Work to do: Omit every picture and write out the rest of the records exactly.

Records for the task:
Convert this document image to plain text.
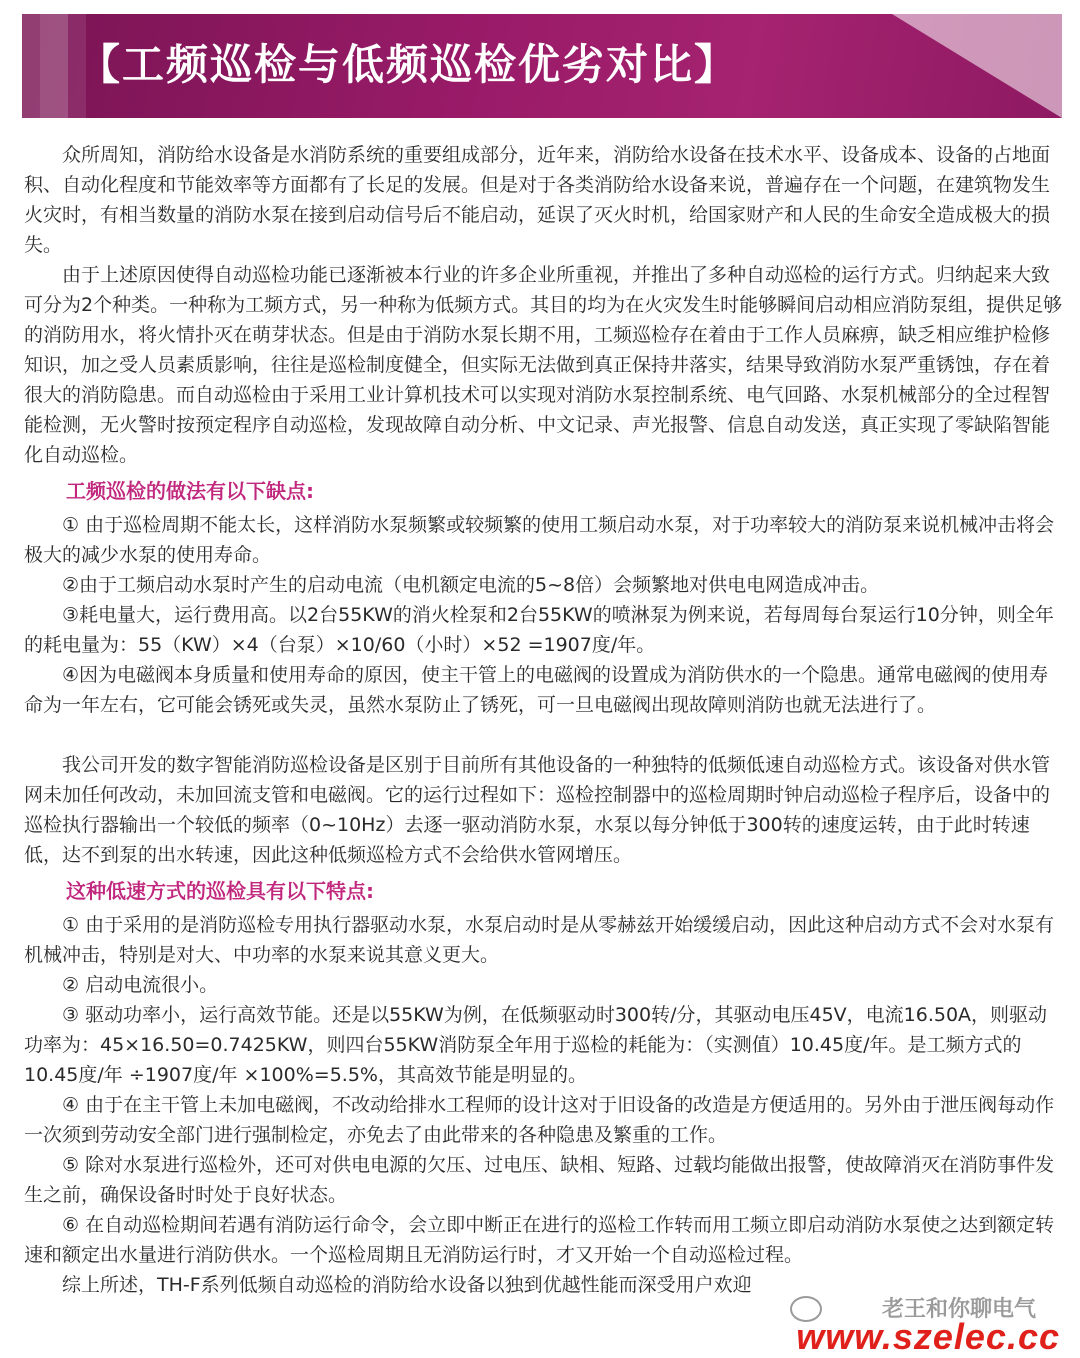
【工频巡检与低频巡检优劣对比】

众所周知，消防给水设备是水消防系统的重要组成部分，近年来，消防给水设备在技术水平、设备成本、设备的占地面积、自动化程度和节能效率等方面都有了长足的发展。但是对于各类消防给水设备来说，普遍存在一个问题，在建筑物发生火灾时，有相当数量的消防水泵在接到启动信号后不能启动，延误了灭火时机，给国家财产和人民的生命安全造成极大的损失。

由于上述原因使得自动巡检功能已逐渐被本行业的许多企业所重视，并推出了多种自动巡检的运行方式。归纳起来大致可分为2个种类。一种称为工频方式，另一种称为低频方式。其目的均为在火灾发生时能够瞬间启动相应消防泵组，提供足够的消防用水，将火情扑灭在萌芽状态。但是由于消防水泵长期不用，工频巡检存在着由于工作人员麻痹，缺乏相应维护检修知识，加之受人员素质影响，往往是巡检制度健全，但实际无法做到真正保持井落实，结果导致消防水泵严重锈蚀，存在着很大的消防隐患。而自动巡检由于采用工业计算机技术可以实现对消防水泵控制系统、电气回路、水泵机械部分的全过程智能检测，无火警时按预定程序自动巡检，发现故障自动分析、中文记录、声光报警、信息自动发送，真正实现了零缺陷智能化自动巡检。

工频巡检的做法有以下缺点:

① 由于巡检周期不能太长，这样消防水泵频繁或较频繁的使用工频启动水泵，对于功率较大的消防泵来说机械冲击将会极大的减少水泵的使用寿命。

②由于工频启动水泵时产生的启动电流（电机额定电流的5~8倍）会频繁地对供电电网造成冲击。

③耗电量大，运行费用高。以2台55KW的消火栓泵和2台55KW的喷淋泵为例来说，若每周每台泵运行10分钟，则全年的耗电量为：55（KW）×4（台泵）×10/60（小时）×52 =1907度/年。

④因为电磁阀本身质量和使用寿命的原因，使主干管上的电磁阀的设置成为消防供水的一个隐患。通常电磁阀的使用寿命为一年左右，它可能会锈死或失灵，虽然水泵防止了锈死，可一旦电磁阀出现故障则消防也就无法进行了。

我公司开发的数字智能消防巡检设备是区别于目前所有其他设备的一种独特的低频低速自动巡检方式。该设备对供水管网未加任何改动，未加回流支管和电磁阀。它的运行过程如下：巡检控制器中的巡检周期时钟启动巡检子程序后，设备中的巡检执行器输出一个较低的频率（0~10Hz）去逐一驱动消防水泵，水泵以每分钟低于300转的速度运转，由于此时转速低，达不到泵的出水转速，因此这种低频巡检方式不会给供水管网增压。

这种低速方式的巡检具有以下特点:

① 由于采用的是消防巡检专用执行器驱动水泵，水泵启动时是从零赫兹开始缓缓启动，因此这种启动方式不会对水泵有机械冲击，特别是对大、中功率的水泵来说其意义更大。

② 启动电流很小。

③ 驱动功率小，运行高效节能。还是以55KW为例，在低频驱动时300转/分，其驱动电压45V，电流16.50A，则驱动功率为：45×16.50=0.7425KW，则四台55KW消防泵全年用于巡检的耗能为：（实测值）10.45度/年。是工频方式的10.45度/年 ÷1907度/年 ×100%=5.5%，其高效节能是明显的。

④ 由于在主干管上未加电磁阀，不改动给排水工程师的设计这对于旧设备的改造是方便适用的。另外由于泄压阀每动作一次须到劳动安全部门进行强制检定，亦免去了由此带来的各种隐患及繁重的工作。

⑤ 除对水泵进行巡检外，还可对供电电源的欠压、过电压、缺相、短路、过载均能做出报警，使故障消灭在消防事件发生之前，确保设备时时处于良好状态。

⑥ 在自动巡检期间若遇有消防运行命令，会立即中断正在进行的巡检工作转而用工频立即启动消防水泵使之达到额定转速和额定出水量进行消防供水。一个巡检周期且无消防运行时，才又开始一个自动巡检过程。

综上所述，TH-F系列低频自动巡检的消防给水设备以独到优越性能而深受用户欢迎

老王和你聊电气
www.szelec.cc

Complete output:
Convert this document image to plain text.
【工频巡检与低频巡检优劣对比】

众所周知，消防给水设备是水消防系统的重要组成部分，近年来，消防给水设备在技术水平、设备成本、设备的占地面积、自动化程度和节能效率等方面都有了长足的发展。但是对于各类消防给水设备来说，普遍存在一个问题，在建筑物发生火灾时，有相当数量的消防水泵在接到启动信号后不能启动，延误了灭火时机，给国家财产和人民的生命安全造成极大的损失。

由于上述原因使得自动巡检功能已逐渐被本行业的许多企业所重视，并推出了多种自动巡检的运行方式。归纳起来大致可分为2个种类。一种称为工频方式，另一种称为低频方式。其目的均为在火灾发生时能够瞬间启动相应消防泵组，提供足够的消防用水，将火情扑灭在萌芽状态。但是由于消防水泵长期不用，工频巡检存在着由于工作人员麻痹，缺乏相应维护检修知识，加之受人员素质影响，往往是巡检制度健全，但实际无法做到真正保持井落实，结果导致消防水泵严重锈蚀，存在着很大的消防隐患。而自动巡检由于采用工业计算机技术可以实现对消防水泵控制系统、电气回路、水泵机械部分的全过程智能检测，无火警时按预定程序自动巡检，发现故障自动分析、中文记录、声光报警、信息自动发送，真正实现了零缺陷智能化自动巡检。

工频巡检的做法有以下缺点:

① 由于巡检周期不能太长，这样消防水泵频繁或较频繁的使用工频启动水泵，对于功率较大的消防泵来说机械冲击将会极大的减少水泵的使用寿命。

②由于工频启动水泵时产生的启动电流（电机额定电流的5~8倍）会频繁地对供电电网造成冲击。

③耗电量大，运行费用高。以2台55KW的消火栓泵和2台55KW的喷淋泵为例来说，若每周每台泵运行10分钟，则全年的耗电量为：55（KW）×4（台泵）×10/60（小时）×52 =1907度/年。

④因为电磁阀本身质量和使用寿命的原因，使主干管上的电磁阀的设置成为消防供水的一个隐患。通常电磁阀的使用寿命为一年左右，它可能会锈死或失灵，虽然水泵防止了锈死，可一旦电磁阀出现故障则消防也就无法进行了。

我公司开发的数字智能消防巡检设备是区别于目前所有其他设备的一种独特的低频低速自动巡检方式。该设备对供水管网未加任何改动，未加回流支管和电磁阀。它的运行过程如下：巡检控制器中的巡检周期时钟启动巡检子程序后，设备中的巡检执行器输出一个较低的频率（0~10Hz）去逐一驱动消防水泵，水泵以每分钟低于300转的速度运转，由于此时转速低，达不到泵的出水转速，因此这种低频巡检方式不会给供水管网增压。

这种低速方式的巡检具有以下特点:

① 由于采用的是消防巡检专用执行器驱动水泵，水泵启动时是从零赫兹开始缓缓启动，因此这种启动方式不会对水泵有机械冲击，特别是对大、中功率的水泵来说其意义更大。

② 启动电流很小。

③ 驱动功率小，运行高效节能。还是以55KW为例，在低频驱动时300转/分，其驱动电压45V，电流16.50A，则驱动功率为：45×16.50=0.7425KW，则四台55KW消防泵全年用于巡检的耗能为：（实测值）10.45度/年。是工频方式的10.45度/年 ÷1907度/年 ×100%=5.5%，其高效节能是明显的。

④ 由于在主干管上未加电磁阀，不改动给排水工程师的设计这对于旧设备的改造是方便适用的。另外由于泄压阀每动作一次须到劳动安全部门进行强制检定，亦免去了由此带来的各种隐患及繁重的工作。

⑤ 除对水泵进行巡检外，还可对供电电源的欠压、过电压、缺相、短路、过载均能做出报警，使故障消灭在消防事件发生之前，确保设备时时处于良好状态。

⑥ 在自动巡检期间若遇有消防运行命令，会立即中断正在进行的巡检工作转而用工频立即启动消防水泵使之达到额定转速和额定出水量进行消防供水。一个巡检周期且无消防运行时，才又开始一个自动巡检过程。

综上所述，TH-F系列低频自动巡检的消防给水设备以独到优越性能而深受用户欢迎

老王和你聊电气
www.szelec.cc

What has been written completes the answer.